[Aim of the exercise] Transcribe the records in full, keeping every character as it is.

━━━━━ Record set

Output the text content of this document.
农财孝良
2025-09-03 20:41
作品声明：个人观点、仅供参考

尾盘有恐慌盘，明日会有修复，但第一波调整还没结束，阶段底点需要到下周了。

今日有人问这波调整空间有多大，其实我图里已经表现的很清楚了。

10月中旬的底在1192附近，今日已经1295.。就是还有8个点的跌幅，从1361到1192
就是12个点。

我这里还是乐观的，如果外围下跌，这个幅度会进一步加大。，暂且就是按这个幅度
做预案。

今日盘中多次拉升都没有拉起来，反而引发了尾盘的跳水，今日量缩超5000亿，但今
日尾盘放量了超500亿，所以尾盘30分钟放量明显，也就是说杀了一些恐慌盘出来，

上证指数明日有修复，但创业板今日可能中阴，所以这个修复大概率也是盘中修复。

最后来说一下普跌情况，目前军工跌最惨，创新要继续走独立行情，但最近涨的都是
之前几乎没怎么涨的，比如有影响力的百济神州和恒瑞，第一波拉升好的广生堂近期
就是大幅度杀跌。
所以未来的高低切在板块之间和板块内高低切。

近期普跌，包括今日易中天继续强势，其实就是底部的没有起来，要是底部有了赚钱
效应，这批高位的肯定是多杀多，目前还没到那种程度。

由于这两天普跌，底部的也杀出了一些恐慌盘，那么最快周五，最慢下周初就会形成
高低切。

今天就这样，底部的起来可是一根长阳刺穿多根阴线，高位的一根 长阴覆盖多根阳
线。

━━━━━━━━━━

[Solution to this exercise]
Output the text content of this document.
农财孝良
2025-09-03 20:41
作品声明：个人观点、仅供参考

尾盘有恐慌盘，明日会有修复，但第一波调整还没结束，阶段底点需要到下周了。

今日有人问这波调整空间有多大，其实我图里已经表现的很清楚了。

10月中旬的底在1192附近，今日已经1295.。就是还有8个点的跌幅，从1361到1192
就是12个点。

我这里还是乐观的，如果外围下跌，这个幅度会进一步加大。，暂且就是按这个幅度
做预案。

今日盘中多次拉升都没有拉起来，反而引发了尾盘的跳水，今日量缩超5000亿，但今
日尾盘放量了超500亿，所以尾盘30分钟放量明显，也就是说杀了一些恐慌盘出来，

上证指数明日有修复，但创业板今日可能中阴，所以这个修复大概率也是盘中修复。

最后来说一下普跌情况，目前军工跌最惨，创新要继续走独立行情，但最近涨的都是
之前几乎没怎么涨的，比如有影响力的百济神州和恒瑞，第一波拉升好的广生堂近期
就是大幅度杀跌。
所以未来的高低切在板块之间和板块内高低切。

近期普跌，包括今日易中天继续强势，其实就是底部的没有起来，要是底部有了赚钱
效应，这批高位的肯定是多杀多，目前还没到那种程度。

由于这两天普跌，底部的也杀出了一些恐慌盘，那么最快周五，最慢下周初就会形成
高低切。

今天就这样，底部的起来可是一根长阳刺穿多根阴线，高位的一根 长阴覆盖多根阳
线。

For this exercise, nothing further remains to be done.